DATA FOR PROCESSING start
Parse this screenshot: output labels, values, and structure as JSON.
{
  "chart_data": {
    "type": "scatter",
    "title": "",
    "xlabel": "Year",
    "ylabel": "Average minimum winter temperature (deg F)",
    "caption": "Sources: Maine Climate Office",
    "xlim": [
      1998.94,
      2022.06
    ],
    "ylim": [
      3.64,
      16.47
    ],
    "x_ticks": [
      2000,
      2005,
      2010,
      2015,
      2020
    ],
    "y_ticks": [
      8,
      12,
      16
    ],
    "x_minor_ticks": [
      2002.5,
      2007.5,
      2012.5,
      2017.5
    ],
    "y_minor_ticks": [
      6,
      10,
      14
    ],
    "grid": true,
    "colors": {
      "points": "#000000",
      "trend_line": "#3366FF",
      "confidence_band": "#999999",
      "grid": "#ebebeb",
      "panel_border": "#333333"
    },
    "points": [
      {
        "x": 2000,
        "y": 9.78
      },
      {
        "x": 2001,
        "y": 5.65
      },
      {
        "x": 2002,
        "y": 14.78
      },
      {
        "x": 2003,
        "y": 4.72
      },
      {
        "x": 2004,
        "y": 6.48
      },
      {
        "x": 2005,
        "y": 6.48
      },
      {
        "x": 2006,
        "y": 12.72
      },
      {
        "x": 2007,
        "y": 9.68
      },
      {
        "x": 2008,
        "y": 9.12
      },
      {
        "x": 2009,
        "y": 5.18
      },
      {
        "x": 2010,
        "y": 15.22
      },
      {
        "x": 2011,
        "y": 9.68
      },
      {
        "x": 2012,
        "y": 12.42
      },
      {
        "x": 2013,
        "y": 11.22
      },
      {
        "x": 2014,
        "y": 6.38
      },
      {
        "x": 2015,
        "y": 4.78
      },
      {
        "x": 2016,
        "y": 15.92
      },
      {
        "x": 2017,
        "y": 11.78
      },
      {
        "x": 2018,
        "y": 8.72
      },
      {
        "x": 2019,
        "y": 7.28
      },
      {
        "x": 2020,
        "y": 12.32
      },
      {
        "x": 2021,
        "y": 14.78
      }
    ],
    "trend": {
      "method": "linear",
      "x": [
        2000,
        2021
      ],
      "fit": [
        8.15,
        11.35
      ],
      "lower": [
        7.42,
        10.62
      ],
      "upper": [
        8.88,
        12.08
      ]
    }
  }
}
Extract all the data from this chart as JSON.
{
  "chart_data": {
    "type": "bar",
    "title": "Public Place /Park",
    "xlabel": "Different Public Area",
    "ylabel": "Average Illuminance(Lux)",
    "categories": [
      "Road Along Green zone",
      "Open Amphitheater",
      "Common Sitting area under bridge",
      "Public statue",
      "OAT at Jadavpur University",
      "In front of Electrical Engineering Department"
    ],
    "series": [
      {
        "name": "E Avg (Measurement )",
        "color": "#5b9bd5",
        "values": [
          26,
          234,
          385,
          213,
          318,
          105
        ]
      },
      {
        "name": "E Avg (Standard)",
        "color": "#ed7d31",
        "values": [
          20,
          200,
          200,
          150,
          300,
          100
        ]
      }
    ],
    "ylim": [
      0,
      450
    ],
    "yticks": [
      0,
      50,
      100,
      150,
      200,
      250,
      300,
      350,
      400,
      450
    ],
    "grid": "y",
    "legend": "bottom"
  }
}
DATA FOR PROCESSING end
(PROBLEM DETAILS): Repeat all the records. Match each line exactly.

(ANSWER BELOW):
Parse this screenshot: output labels, values, and structure as JSON.
{
  "chart_data": {
    "type": "scatter",
    "title": "",
    "xlabel": "Year",
    "ylabel": "Average minimum winter temperature (deg F)",
    "caption": "Sources: Maine Climate Office",
    "xlim": [
      1998.94,
      2022.06
    ],
    "ylim": [
      3.64,
      16.47
    ],
    "x_ticks": [
      2000,
      2005,
      2010,
      2015,
      2020
    ],
    "y_ticks": [
      8,
      12,
      16
    ],
    "x_minor_ticks": [
      2002.5,
      2007.5,
      2012.5,
      2017.5
    ],
    "y_minor_ticks": [
      6,
      10,
      14
    ],
    "grid": true,
    "colors": {
      "points": "#000000",
      "trend_line": "#3366FF",
      "confidence_band": "#999999",
      "grid": "#ebebeb",
      "panel_border": "#333333"
    },
    "points": [
      {
        "x": 2000,
        "y": 9.78
      },
      {
        "x": 2001,
        "y": 5.65
      },
      {
        "x": 2002,
        "y": 14.78
      },
      {
        "x": 2003,
        "y": 4.72
      },
      {
        "x": 2004,
        "y": 6.48
      },
      {
        "x": 2005,
        "y": 6.48
      },
      {
        "x": 2006,
        "y": 12.72
      },
      {
        "x": 2007,
        "y": 9.68
      },
      {
        "x": 2008,
        "y": 9.12
      },
      {
        "x": 2009,
        "y": 5.18
      },
      {
        "x": 2010,
        "y": 15.22
      },
      {
        "x": 2011,
        "y": 9.68
      },
      {
        "x": 2012,
        "y": 12.42
      },
      {
        "x": 2013,
        "y": 11.22
      },
      {
        "x": 2014,
        "y": 6.38
      },
      {
        "x": 2015,
        "y": 4.78
      },
      {
        "x": 2016,
        "y": 15.92
      },
      {
        "x": 2017,
        "y": 11.78
      },
      {
        "x": 2018,
        "y": 8.72
      },
      {
        "x": 2019,
        "y": 7.28
      },
      {
        "x": 2020,
        "y": 12.32
      },
      {
        "x": 2021,
        "y": 14.78
      }
    ],
    "trend": {
      "method": "linear",
      "x": [
        2000,
        2021
      ],
      "fit": [
        8.15,
        11.35
      ],
      "lower": [
        7.42,
        10.62
      ],
      "upper": [
        8.88,
        12.08
      ]
    }
  }
}
Extract all the data from this chart as JSON.
{
  "chart_data": {
    "type": "bar",
    "title": "Public Place /Park",
    "xlabel": "Different Public Area",
    "ylabel": "Average Illuminance(Lux)",
    "categories": [
      "Road Along Green zone",
      "Open Amphitheater",
      "Common Sitting area under bridge",
      "Public statue",
      "OAT at Jadavpur University",
      "In front of Electrical Engineering Department"
    ],
    "series": [
      {
        "name": "E Avg (Measurement )",
        "color": "#5b9bd5",
        "values": [
          26,
          234,
          385,
          213,
          318,
          105
        ]
      },
      {
        "name": "E Avg (Standard)",
        "color": "#ed7d31",
        "values": [
          20,
          200,
          200,
          150,
          300,
          100
        ]
      }
    ],
    "ylim": [
      0,
      450
    ],
    "yticks": [
      0,
      50,
      100,
      150,
      200,
      250,
      300,
      350,
      400,
      450
    ],
    "grid": "y",
    "legend": "bottom"
  }
}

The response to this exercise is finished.